━━━ Stored rows ━━━

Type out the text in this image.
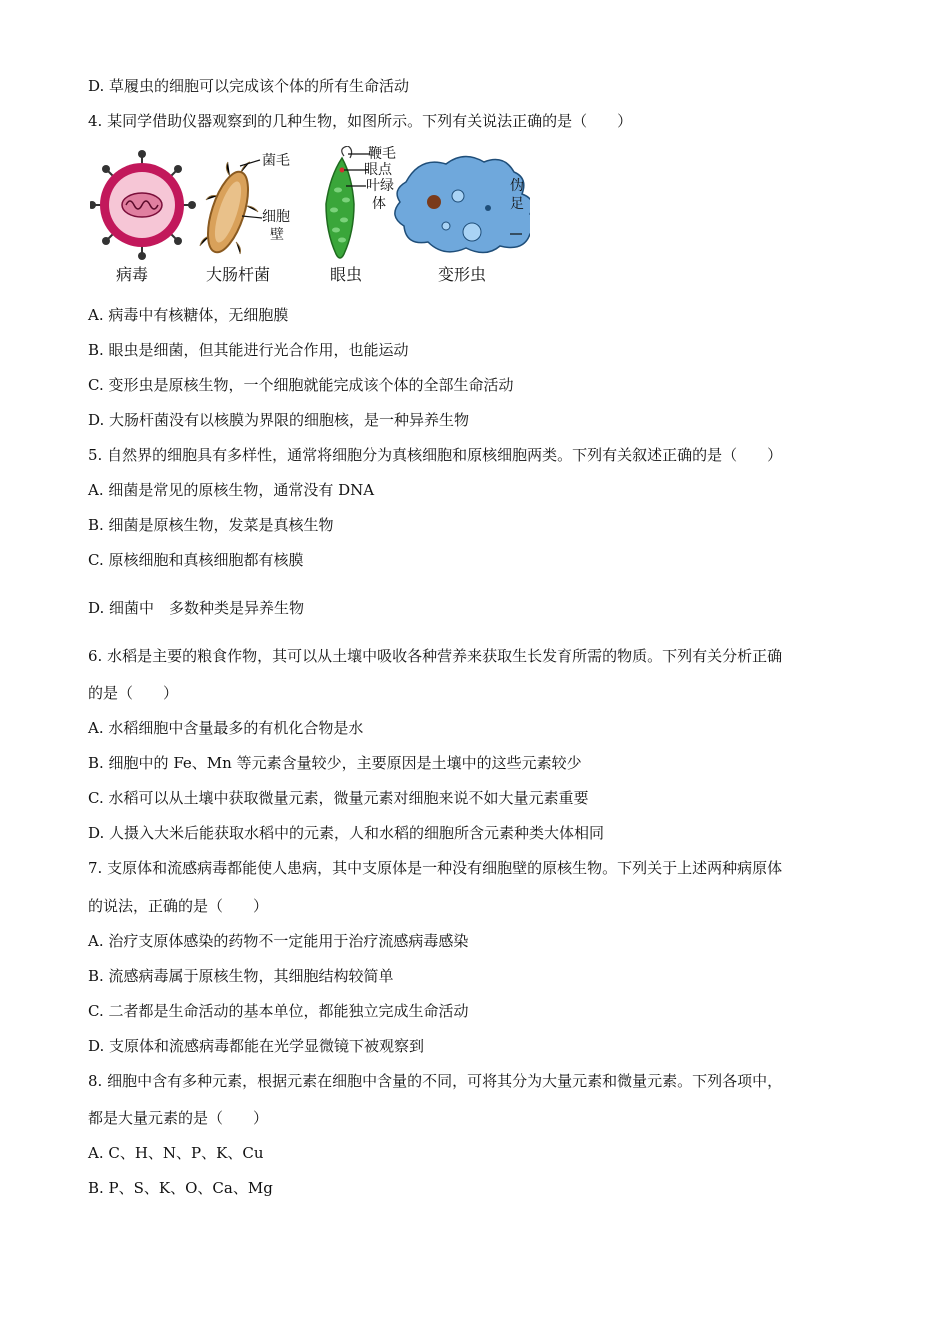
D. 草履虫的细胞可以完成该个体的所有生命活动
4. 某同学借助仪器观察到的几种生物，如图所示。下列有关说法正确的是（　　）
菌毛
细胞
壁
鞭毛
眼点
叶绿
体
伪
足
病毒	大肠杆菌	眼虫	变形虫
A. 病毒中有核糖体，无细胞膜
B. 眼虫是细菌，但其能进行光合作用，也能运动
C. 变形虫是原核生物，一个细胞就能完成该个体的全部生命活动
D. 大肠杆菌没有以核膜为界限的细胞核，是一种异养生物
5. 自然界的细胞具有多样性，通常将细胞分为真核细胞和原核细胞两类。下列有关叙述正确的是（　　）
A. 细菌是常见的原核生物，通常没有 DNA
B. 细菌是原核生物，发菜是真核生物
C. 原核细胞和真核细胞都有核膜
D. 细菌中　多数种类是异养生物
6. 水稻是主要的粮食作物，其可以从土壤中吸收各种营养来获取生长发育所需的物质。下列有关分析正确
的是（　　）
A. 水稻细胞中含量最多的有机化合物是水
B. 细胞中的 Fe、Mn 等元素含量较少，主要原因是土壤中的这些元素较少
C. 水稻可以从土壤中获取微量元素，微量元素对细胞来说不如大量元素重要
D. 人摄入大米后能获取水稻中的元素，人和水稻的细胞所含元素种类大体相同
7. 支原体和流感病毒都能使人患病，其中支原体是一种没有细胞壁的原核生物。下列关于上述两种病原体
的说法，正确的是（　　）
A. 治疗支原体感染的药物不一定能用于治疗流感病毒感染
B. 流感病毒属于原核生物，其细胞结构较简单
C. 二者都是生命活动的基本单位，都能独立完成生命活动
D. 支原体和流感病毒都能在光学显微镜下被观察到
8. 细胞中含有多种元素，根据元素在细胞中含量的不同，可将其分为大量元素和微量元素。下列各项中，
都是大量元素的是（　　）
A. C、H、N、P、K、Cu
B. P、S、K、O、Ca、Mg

━━━

Leaving out the pictures, repeat the data above exactly.

> Expected answer:
Type out the text in this image.
D. 草履虫的细胞可以完成该个体的所有生命活动
4. 某同学借助仪器观察到的几种生物，如图所示。下列有关说法正确的是（　　）
菌毛
细胞
壁
鞭毛
眼点
叶绿
体
伪
足
病毒	大肠杆菌	眼虫	变形虫
A. 病毒中有核糖体，无细胞膜
B. 眼虫是细菌，但其能进行光合作用，也能运动
C. 变形虫是原核生物，一个细胞就能完成该个体的全部生命活动
D. 大肠杆菌没有以核膜为界限的细胞核，是一种异养生物
5. 自然界的细胞具有多样性，通常将细胞分为真核细胞和原核细胞两类。下列有关叙述正确的是（　　）
A. 细菌是常见的原核生物，通常没有 DNA
B. 细菌是原核生物，发菜是真核生物
C. 原核细胞和真核细胞都有核膜
D. 细菌中　多数种类是异养生物
6. 水稻是主要的粮食作物，其可以从土壤中吸收各种营养来获取生长发育所需的物质。下列有关分析正确
的是（　　）
A. 水稻细胞中含量最多的有机化合物是水
B. 细胞中的 Fe、Mn 等元素含量较少，主要原因是土壤中的这些元素较少
C. 水稻可以从土壤中获取微量元素，微量元素对细胞来说不如大量元素重要
D. 人摄入大米后能获取水稻中的元素，人和水稻的细胞所含元素种类大体相同
7. 支原体和流感病毒都能使人患病，其中支原体是一种没有细胞壁的原核生物。下列关于上述两种病原体
的说法，正确的是（　　）
A. 治疗支原体感染的药物不一定能用于治疗流感病毒感染
B. 流感病毒属于原核生物，其细胞结构较简单
C. 二者都是生命活动的基本单位，都能独立完成生命活动
D. 支原体和流感病毒都能在光学显微镜下被观察到
8. 细胞中含有多种元素，根据元素在细胞中含量的不同，可将其分为大量元素和微量元素。下列各项中，
都是大量元素的是（　　）
A. C、H、N、P、K、Cu
B. P、S、K、O、Ca、Mg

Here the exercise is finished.